Si la proposition, énoncée déjà en 1808 par lord Liverpool et depuis près de deux siècles par William Petty, Locke et Harris avait la certitude que, forcé par la démonstration, on ne peut refuser aux vérités géométriques, on serait aujourd’hui d’accord ; car, si c’est une entreprise difficile d’amener les autres à nos sentimens et à nos goûts, c’en est une très aisée, en restant dans le cercle étroit d’une question nettement posée, de mettre les preuves dans leur jour pour en dégager l’évidence.

L’usage simultané des deux métaux, l’or et l’argent, comme monnaie légale et libératoire, présente des inconvéniens et des dangers attestés par la dédaigneuse assurance de ses savans adversaires. Il a aussi ses avantages; la conviction persistante et la verve de ses défenseurs permet difficilement de le nier. Le plus grand de tous frappe les yeux : les deux métaux acceptés pour monnaie dans le monde entier étaient hier encore chez de grandes nations sur un pied de complète égalité. La France, depuis trois quarts de siècle, s’en servait sans dommage et sans gêne, et tout changement brusque est un mal.

+---+

## Vos tâches
a - Répondez, s'il vous plaît, à ces questions sur le passage sur la monnaie d'or et d'argent.
(i) En quelle année lord Liverpool a-t-il énoncé la proposition ?
(ii) Quels sont les deux métaux dont l'usage simultané est discuté ?
(iii) Depuis combien de temps la France se servait-elle de ces deux métaux ?
b - Ces affirmations concordent-elles avec le passage sur la monnaie d'or et d'argent ? Répondez par oui ou non et citez les mots du texte qui tranchent.
(i) L'usage simultané des deux métaux ne présente aucun avantage.
(ii) Tout changement brusque est un mal.
(iii) William Petty, Locke et Harris ont énoncé la proposition depuis près de deux siècles.
c - Poursuivez le passage sur la monnaie d'or et d'argent après sa dernière phrase.

## Données fournies

+---+

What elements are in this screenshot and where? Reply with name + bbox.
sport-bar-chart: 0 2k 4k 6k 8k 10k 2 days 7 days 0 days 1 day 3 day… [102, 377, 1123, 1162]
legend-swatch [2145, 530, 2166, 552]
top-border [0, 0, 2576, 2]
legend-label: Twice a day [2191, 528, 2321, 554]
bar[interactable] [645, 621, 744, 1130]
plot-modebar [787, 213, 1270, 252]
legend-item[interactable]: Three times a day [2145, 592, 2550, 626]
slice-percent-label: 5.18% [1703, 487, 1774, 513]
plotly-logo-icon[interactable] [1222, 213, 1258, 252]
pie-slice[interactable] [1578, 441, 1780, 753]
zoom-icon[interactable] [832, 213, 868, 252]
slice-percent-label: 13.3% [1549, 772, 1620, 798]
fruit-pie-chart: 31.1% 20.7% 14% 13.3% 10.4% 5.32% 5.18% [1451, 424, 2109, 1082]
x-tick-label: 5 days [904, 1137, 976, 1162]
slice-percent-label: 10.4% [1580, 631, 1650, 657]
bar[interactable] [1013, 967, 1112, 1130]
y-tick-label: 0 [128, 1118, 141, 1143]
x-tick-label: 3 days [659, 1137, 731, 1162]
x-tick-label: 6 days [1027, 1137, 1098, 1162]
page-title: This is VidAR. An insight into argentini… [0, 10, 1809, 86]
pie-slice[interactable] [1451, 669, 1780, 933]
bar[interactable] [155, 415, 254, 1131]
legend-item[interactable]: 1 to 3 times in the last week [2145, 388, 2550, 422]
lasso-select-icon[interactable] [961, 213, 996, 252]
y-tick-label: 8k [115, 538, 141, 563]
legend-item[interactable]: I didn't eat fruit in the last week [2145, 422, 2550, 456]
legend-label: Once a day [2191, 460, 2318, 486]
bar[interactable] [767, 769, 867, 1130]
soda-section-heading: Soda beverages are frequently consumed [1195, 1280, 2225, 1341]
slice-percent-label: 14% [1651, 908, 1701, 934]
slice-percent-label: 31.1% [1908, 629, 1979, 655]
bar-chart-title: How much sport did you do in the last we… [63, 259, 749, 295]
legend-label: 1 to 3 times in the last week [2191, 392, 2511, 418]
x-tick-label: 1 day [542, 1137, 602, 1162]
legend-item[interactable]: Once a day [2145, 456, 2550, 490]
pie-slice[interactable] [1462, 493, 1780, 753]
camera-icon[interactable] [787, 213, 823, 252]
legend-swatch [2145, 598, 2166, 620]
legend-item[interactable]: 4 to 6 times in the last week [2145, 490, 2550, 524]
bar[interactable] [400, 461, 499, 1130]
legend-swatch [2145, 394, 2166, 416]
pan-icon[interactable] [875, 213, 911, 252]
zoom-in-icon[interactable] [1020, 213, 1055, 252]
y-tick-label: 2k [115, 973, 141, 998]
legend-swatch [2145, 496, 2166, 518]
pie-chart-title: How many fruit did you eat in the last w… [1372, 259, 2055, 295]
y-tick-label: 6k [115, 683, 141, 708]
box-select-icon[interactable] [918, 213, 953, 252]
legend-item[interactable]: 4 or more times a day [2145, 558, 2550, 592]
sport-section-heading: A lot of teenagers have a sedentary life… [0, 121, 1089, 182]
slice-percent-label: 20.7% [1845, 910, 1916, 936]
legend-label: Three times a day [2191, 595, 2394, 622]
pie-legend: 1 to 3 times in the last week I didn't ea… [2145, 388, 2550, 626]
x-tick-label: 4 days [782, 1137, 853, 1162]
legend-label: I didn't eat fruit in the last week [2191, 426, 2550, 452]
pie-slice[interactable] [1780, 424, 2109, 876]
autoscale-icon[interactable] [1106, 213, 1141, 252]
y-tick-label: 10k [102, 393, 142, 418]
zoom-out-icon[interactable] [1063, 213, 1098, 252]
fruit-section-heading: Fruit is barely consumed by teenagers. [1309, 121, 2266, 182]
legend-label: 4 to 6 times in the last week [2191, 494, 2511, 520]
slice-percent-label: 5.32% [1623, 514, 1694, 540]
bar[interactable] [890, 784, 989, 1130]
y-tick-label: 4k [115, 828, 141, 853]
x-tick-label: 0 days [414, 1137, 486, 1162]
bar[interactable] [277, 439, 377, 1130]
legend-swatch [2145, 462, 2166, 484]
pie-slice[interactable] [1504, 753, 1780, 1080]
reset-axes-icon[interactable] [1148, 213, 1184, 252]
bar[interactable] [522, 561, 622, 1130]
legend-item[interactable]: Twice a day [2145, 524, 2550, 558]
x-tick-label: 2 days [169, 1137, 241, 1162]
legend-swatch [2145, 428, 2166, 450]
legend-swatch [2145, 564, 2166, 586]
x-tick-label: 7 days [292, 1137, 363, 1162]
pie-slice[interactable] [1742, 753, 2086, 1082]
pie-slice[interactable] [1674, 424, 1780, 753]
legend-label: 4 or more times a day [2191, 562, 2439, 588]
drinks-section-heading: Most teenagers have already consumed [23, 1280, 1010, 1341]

+---+

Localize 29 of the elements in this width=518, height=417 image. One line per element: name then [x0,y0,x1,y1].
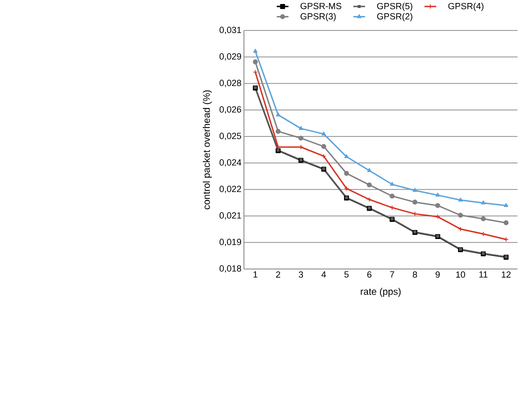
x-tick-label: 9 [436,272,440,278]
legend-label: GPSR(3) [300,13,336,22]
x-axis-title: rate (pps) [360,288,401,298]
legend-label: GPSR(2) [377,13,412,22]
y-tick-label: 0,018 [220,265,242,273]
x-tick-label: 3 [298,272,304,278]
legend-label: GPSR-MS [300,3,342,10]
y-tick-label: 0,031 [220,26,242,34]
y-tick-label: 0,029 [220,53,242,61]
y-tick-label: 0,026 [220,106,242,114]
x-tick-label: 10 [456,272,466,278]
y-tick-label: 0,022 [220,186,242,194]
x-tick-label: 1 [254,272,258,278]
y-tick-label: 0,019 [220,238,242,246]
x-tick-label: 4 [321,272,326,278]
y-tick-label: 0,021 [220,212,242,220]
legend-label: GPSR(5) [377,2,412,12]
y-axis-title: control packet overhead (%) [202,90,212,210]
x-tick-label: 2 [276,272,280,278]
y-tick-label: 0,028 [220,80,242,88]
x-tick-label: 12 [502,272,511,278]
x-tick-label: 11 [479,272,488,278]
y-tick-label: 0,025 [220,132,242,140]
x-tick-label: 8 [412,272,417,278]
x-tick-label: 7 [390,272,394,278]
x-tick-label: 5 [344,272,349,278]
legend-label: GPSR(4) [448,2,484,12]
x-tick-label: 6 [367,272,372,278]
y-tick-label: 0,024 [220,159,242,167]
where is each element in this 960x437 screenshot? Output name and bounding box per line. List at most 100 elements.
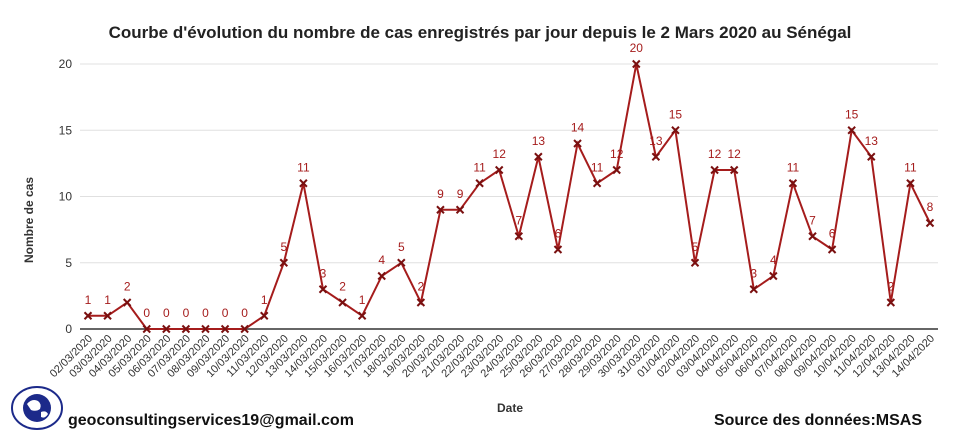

+---+

## Réponses aux exercices
a -
(i) En 1808.
(ii) L'or et l'argent.
(iii) Depuis trois quarts de siècle.

b -
(i) Non : « Il a aussi ses avantages ».
(ii) Oui : « tout changement brusque est un mal ».
(iii) Oui : « depuis près de deux siècles par William Petty, Locke et Harris ».

c -
Ces inconvéniens et ces avantages, énumérés avec complaisance, défendus avec chaleur, exagérés avec passion, dans toutes les langues, ne sont pas de nature homogène : comment les comparer avec précision ? Est-il sage de racheter par des difficultés immédiates et de ruineuses dépenses des dangers incertains entrevus dans l’avenir? Vaut-il mieux, si le maintien des prix est impossible, se résigner au renchérissement des denrées dont tant de gens souffrent et se plaignent, ou procurer avec une baisse générale l’appauvrissement de tous les producteurs?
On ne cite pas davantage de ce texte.